[Source records]
•••

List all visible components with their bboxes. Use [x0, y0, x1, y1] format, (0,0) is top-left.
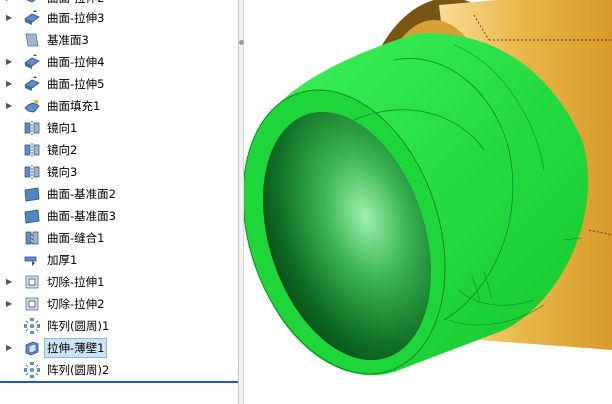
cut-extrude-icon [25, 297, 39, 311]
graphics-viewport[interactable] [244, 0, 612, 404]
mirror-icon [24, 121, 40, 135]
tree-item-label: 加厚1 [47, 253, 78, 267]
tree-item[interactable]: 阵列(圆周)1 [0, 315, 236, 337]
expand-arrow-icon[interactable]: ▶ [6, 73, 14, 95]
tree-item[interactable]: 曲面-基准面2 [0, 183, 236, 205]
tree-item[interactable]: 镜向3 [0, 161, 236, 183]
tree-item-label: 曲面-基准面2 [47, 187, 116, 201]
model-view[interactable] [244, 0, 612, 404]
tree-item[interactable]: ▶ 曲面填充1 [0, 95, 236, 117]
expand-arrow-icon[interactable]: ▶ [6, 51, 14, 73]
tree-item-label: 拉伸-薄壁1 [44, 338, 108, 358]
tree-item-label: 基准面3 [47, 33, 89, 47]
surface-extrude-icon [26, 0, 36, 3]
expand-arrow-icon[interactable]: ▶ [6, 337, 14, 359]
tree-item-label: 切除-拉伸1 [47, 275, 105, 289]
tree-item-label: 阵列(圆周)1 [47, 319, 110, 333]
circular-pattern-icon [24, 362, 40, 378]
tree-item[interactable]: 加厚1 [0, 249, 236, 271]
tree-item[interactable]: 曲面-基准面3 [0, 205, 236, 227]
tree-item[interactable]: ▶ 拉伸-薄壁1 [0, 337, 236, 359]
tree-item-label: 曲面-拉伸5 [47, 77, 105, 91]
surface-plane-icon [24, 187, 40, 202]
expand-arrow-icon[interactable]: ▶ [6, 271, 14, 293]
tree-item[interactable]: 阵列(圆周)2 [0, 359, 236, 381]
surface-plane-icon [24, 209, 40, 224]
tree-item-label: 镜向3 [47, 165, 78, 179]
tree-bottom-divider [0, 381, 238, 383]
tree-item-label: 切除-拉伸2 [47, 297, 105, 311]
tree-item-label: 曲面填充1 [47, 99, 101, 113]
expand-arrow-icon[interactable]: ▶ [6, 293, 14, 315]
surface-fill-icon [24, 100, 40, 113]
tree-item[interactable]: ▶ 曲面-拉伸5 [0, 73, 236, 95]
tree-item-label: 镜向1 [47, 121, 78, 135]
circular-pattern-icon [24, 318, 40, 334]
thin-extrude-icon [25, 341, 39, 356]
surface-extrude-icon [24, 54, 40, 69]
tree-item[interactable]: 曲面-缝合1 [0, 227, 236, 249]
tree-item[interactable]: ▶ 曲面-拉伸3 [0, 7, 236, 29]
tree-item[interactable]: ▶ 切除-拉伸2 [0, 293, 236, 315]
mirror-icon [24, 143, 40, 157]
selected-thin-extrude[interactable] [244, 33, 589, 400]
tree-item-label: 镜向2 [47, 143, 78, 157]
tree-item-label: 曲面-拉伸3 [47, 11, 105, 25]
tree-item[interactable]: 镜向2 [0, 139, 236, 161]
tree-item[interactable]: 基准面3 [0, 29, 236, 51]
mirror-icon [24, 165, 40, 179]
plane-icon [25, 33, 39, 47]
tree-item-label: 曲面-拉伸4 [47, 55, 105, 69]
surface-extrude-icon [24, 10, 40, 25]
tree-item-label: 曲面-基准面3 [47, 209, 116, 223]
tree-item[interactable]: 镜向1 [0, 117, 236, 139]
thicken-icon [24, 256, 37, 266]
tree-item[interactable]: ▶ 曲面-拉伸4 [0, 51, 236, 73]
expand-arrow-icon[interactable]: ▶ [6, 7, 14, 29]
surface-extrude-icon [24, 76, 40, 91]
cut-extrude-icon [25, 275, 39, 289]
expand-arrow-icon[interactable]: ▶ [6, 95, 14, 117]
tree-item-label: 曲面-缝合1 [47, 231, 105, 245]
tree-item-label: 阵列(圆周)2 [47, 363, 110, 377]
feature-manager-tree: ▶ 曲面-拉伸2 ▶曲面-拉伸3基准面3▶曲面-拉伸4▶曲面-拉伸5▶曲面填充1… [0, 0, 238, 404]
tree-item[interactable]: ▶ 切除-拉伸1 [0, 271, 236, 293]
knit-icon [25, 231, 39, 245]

•••

Update the data beginning at the line that has "cut-extrude-icon [25, 297, 39, 311]" and stopping after the line that has "surface-extrude-icon [24, 54, 40, 69]". Replace "surface-plane-icon" with "datum-surface-icon", keep everything else unchanged, and give back only those lines.

cut-extrude-icon [25, 297, 39, 311]
graphics-viewport[interactable] [244, 0, 612, 404]
mirror-icon [24, 121, 40, 135]
tree-item-label: 加厚1 [47, 253, 78, 267]
tree-item[interactable]: 阵列(圆周)1 [0, 315, 236, 337]
expand-arrow-icon[interactable]: ▶ [6, 73, 14, 95]
tree-item[interactable]: 曲面-基准面2 [0, 183, 236, 205]
tree-item[interactable]: 镜向3 [0, 161, 236, 183]
tree-item-label: 曲面-基准面2 [47, 187, 116, 201]
model-view[interactable] [244, 0, 612, 404]
tree-item[interactable]: ▶ 曲面填充1 [0, 95, 236, 117]
expand-arrow-icon[interactable]: ▶ [6, 51, 14, 73]
tree-item-label: 拉伸-薄壁1 [44, 338, 108, 358]
tree-item-label: 基准面3 [47, 33, 89, 47]
surface-extrude-icon [26, 0, 36, 3]
expand-arrow-icon[interactable]: ▶ [6, 337, 14, 359]
tree-item-label: 切除-拉伸1 [47, 275, 105, 289]
tree-item-label: 阵列(圆周)1 [47, 319, 110, 333]
circular-pattern-icon [24, 362, 40, 378]
tree-item[interactable]: 加厚1 [0, 249, 236, 271]
tree-item[interactable]: 曲面-基准面3 [0, 205, 236, 227]
tree-item[interactable]: ▶ 拉伸-薄壁1 [0, 337, 236, 359]
tree-item-label: 曲面-拉伸5 [47, 77, 105, 91]
datum-surface-icon [24, 187, 40, 202]
expand-arrow-icon[interactable]: ▶ [6, 271, 14, 293]
tree-item[interactable]: 阵列(圆周)2 [0, 359, 236, 381]
datum-surface-icon [24, 209, 40, 224]
tree-item-label: 镜向3 [47, 165, 78, 179]
tree-bottom-divider [0, 381, 238, 383]
tree-item-label: 切除-拉伸2 [47, 297, 105, 311]
tree-item-label: 曲面填充1 [47, 99, 101, 113]
expand-arrow-icon[interactable]: ▶ [6, 293, 14, 315]
surface-fill-icon [24, 100, 40, 113]
tree-item[interactable]: ▶ 曲面-拉伸5 [0, 73, 236, 95]
tree-item-label: 镜向1 [47, 121, 78, 135]
circular-pattern-icon [24, 318, 40, 334]
thin-extrude-icon [25, 341, 39, 356]
surface-extrude-icon [24, 54, 40, 69]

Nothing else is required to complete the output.